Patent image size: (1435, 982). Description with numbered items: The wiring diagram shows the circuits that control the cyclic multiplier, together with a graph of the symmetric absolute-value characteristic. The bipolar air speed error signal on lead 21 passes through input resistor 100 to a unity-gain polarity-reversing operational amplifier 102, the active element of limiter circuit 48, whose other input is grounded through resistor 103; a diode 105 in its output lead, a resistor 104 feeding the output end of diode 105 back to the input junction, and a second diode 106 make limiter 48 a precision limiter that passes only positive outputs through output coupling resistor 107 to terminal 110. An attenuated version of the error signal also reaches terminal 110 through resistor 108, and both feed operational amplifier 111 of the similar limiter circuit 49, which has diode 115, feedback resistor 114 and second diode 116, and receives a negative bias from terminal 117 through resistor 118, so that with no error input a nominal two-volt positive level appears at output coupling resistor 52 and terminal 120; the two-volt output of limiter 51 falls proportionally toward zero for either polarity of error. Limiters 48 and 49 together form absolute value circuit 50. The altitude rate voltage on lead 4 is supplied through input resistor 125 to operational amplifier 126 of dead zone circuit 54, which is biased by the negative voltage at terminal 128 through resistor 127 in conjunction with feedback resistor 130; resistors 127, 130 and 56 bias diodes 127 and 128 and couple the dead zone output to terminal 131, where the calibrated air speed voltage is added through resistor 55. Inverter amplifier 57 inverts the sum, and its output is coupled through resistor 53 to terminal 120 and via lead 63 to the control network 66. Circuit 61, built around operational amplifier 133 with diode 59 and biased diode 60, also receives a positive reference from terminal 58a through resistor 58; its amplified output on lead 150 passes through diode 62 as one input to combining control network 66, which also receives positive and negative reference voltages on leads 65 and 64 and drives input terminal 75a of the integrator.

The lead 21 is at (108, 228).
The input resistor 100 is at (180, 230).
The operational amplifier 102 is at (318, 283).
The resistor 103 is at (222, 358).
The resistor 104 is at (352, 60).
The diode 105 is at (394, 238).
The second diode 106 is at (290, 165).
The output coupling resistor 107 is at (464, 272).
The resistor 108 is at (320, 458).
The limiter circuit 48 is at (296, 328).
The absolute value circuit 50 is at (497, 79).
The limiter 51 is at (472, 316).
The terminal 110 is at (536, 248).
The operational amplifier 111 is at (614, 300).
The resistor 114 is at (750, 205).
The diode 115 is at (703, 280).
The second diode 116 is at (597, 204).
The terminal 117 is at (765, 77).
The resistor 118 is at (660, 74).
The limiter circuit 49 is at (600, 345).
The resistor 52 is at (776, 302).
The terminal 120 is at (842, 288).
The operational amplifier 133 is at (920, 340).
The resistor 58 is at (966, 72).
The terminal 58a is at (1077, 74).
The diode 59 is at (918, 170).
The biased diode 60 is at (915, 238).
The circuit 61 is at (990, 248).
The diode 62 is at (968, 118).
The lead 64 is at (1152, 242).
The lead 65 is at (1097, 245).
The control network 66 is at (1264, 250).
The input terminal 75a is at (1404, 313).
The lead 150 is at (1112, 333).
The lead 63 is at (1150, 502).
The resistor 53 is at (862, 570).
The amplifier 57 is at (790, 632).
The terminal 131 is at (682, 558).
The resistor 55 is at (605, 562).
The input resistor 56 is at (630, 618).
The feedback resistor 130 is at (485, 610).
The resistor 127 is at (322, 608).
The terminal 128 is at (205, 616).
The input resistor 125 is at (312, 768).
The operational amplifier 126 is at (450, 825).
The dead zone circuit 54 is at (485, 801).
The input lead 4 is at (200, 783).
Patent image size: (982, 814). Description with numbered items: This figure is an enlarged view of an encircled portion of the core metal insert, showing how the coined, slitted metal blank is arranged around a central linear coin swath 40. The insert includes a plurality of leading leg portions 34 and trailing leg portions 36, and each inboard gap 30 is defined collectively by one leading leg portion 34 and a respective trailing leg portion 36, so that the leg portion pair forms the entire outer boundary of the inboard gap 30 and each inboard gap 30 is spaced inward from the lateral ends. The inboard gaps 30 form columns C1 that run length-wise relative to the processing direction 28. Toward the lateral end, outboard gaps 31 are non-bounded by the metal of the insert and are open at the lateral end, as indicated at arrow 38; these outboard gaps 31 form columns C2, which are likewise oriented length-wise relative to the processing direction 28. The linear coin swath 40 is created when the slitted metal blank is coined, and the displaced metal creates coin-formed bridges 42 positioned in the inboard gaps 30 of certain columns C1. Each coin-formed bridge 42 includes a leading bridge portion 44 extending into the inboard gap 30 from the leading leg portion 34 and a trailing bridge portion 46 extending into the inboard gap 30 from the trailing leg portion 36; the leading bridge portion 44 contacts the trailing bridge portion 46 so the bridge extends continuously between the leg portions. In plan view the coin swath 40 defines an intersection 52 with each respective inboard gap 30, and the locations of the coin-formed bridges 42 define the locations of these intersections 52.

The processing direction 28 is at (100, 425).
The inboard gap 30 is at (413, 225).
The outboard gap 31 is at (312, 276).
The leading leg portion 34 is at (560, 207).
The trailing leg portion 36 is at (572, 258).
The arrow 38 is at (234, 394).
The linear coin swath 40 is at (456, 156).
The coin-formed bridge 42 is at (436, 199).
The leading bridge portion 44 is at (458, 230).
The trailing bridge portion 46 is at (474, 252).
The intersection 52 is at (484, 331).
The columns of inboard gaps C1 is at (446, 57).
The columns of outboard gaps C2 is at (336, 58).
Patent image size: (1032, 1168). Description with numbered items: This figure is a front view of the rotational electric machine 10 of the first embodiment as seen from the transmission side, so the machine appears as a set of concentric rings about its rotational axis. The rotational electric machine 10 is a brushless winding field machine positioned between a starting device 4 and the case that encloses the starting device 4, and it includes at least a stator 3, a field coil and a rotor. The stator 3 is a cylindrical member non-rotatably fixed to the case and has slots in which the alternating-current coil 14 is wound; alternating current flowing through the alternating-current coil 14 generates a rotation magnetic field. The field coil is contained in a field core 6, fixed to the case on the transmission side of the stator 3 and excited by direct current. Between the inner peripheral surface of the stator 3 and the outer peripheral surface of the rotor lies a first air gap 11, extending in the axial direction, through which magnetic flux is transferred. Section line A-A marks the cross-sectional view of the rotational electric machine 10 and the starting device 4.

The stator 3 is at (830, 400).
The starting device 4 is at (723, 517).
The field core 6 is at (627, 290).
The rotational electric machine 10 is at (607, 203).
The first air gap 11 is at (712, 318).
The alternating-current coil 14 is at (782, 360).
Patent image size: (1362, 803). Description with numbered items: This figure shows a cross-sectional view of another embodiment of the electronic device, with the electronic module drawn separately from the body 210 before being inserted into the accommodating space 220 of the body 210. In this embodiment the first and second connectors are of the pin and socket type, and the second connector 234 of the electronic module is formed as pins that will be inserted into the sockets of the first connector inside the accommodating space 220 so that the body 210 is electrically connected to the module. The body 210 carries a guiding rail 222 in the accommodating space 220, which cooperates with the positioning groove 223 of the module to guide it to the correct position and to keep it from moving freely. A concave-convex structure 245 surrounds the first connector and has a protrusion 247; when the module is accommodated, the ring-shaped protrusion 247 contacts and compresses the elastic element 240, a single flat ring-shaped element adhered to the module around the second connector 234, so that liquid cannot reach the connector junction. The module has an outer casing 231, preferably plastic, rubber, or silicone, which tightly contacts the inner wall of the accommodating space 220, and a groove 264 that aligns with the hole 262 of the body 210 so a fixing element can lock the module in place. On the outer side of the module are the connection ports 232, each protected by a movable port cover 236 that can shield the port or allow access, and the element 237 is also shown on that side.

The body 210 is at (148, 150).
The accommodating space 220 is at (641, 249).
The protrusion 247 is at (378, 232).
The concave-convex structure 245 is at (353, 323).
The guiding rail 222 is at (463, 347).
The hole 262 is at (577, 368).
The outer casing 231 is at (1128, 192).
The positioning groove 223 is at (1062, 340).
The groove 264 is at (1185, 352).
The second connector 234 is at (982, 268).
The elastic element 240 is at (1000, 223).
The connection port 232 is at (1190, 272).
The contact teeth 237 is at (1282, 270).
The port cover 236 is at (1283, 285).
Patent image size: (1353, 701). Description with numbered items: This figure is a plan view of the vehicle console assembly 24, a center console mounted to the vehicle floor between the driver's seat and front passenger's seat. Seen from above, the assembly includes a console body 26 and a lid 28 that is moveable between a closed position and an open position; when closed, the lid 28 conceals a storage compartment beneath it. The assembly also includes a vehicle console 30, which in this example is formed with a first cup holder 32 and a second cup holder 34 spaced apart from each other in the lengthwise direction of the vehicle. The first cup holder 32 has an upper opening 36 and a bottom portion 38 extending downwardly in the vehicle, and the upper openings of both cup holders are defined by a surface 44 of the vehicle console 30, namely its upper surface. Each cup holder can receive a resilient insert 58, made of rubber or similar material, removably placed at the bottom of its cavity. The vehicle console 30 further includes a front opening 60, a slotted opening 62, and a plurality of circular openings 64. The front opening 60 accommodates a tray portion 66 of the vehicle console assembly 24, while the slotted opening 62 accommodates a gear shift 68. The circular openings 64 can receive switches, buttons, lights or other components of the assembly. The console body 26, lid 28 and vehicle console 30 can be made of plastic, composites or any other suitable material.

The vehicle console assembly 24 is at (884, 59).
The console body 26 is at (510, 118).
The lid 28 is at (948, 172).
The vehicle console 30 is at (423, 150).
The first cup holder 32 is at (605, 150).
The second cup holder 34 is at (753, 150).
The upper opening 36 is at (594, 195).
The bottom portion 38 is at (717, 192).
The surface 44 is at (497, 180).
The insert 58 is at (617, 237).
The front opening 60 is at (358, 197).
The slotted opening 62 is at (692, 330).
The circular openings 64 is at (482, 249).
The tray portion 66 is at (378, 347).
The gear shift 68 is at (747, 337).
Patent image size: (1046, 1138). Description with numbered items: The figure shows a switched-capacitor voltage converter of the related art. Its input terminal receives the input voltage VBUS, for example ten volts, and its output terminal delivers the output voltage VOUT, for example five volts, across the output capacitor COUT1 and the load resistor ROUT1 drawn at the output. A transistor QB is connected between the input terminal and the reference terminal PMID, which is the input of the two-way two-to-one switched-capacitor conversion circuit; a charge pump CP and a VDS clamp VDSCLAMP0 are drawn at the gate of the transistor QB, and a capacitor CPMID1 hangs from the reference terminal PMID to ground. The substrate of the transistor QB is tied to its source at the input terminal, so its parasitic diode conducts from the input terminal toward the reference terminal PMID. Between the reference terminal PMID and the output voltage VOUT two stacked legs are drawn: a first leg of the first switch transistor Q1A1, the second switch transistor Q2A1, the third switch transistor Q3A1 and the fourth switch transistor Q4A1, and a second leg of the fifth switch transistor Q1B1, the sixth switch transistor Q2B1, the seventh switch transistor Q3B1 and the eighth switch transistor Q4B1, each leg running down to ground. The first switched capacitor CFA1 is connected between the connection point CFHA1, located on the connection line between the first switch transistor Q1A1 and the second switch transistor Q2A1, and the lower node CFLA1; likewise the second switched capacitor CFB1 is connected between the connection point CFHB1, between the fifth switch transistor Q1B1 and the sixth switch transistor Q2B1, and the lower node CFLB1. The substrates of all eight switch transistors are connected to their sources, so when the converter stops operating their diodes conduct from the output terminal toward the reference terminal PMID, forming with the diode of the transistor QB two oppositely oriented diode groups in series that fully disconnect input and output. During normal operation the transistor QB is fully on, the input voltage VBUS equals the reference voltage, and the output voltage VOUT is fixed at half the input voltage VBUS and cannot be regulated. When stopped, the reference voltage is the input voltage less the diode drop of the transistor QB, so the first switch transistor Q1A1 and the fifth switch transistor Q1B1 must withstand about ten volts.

++++++++++

### Short problem
Reproduce the stretch of records from the line containing "Patent image size: (1353, 701)." through the line containing "The gear shift 68 is at (747, 337).", substituting "floorboard" for "floor" and leaving everything else unchanged.

### Full output
Patent image size: (1353, 701). Description with numbered items: This figure is a plan view of the vehicle console assembly 24, a center console mounted to the vehicle floorboard between the driver's seat and front passenger's seat. Seen from above, the assembly includes a console body 26 and a lid 28 that is moveable between a closed position and an open position; when closed, the lid 28 conceals a storage compartment beneath it. The assembly also includes a vehicle console 30, which in this example is formed with a first cup holder 32 and a second cup holder 34 spaced apart from each other in the lengthwise direction of the vehicle. The first cup holder 32 has an upper opening 36 and a bottom portion 38 extending downwardly in the vehicle, and the upper openings of both cup holders are defined by a surface 44 of the vehicle console 30, namely its upper surface. Each cup holder can receive a resilient insert 58, made of rubber or similar material, removably placed at the bottom of its cavity. The vehicle console 30 further includes a front opening 60, a slotted opening 62, and a plurality of circular openings 64. The front opening 60 accommodates a tray portion 66 of the vehicle console assembly 24, while the slotted opening 62 accommodates a gear shift 68. The circular openings 64 can receive switches, buttons, lights or other components of the assembly. The console body 26, lid 28 and vehicle console 30 can be made of plastic, composites or any other suitable material.

The vehicle console assembly 24 is at (884, 59).
The console body 26 is at (510, 118).
The lid 28 is at (948, 172).
The vehicle console 30 is at (423, 150).
The first cup holder 32 is at (605, 150).
The second cup holder 34 is at (753, 150).
The upper opening 36 is at (594, 195).
The bottom portion 38 is at (717, 192).
The surface 44 is at (497, 180).
The insert 58 is at (617, 237).
The front opening 60 is at (358, 197).
The slotted opening 62 is at (692, 330).
The circular openings 64 is at (482, 249).
The tray portion 66 is at (378, 347).
The gear shift 68 is at (747, 337).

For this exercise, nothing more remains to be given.